### Goal
Repeat each line of the material exactly.

====== Material to process

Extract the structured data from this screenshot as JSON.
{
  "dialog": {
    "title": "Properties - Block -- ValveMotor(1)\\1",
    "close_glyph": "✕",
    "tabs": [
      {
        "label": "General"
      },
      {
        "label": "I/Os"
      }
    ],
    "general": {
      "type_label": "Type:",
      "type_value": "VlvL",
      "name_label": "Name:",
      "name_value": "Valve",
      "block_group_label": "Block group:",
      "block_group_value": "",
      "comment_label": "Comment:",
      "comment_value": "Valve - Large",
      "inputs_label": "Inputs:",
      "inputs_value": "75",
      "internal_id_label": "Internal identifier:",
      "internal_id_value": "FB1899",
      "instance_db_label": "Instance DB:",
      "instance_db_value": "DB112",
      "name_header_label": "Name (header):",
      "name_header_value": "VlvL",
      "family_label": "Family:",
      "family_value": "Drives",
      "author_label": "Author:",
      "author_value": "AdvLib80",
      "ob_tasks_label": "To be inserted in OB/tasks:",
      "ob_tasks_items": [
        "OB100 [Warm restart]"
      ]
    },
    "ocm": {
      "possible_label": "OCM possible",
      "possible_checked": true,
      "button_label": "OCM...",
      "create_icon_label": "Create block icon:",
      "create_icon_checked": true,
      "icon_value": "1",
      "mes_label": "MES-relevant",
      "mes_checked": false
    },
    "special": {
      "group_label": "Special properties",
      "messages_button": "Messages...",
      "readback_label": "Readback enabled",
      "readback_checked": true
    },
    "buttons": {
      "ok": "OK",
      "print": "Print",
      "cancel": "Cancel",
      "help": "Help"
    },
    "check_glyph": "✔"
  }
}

============

### Worked answer
Extract the structured data from this screenshot as JSON.
{
  "dialog": {
    "title": "Properties - Block -- ValveMotor(1)\\1",
    "close_glyph": "✕",
    "tabs": [
      {
        "label": "General"
      },
      {
        "label": "I/Os"
      }
    ],
    "general": {
      "type_label": "Type:",
      "type_value": "VlvL",
      "name_label": "Name:",
      "name_value": "Valve",
      "block_group_label": "Block group:",
      "block_group_value": "",
      "comment_label": "Comment:",
      "comment_value": "Valve - Large",
      "inputs_label": "Inputs:",
      "inputs_value": "75",
      "internal_id_label": "Internal identifier:",
      "internal_id_value": "FB1899",
      "instance_db_label": "Instance DB:",
      "instance_db_value": "DB112",
      "name_header_label": "Name (header):",
      "name_header_value": "VlvL",
      "family_label": "Family:",
      "family_value": "Drives",
      "author_label": "Author:",
      "author_value": "AdvLib80",
      "ob_tasks_label": "To be inserted in OB/tasks:",
      "ob_tasks_items": [
        "OB100 [Warm restart]"
      ]
    },
    "ocm": {
      "possible_label": "OCM possible",
      "possible_checked": true,
      "button_label": "OCM...",
      "create_icon_label": "Create block icon:",
      "create_icon_checked": true,
      "icon_value": "1",
      "mes_label": "MES-relevant",
      "mes_checked": false
    },
    "special": {
      "group_label": "Special properties",
      "messages_button": "Messages...",
      "readback_label": "Readback enabled",
      "readback_checked": true
    },
    "buttons": {
      "ok": "OK",
      "print": "Print",
      "cancel": "Cancel",
      "help": "Help"
    },
    "check_glyph": "✔"
  }
}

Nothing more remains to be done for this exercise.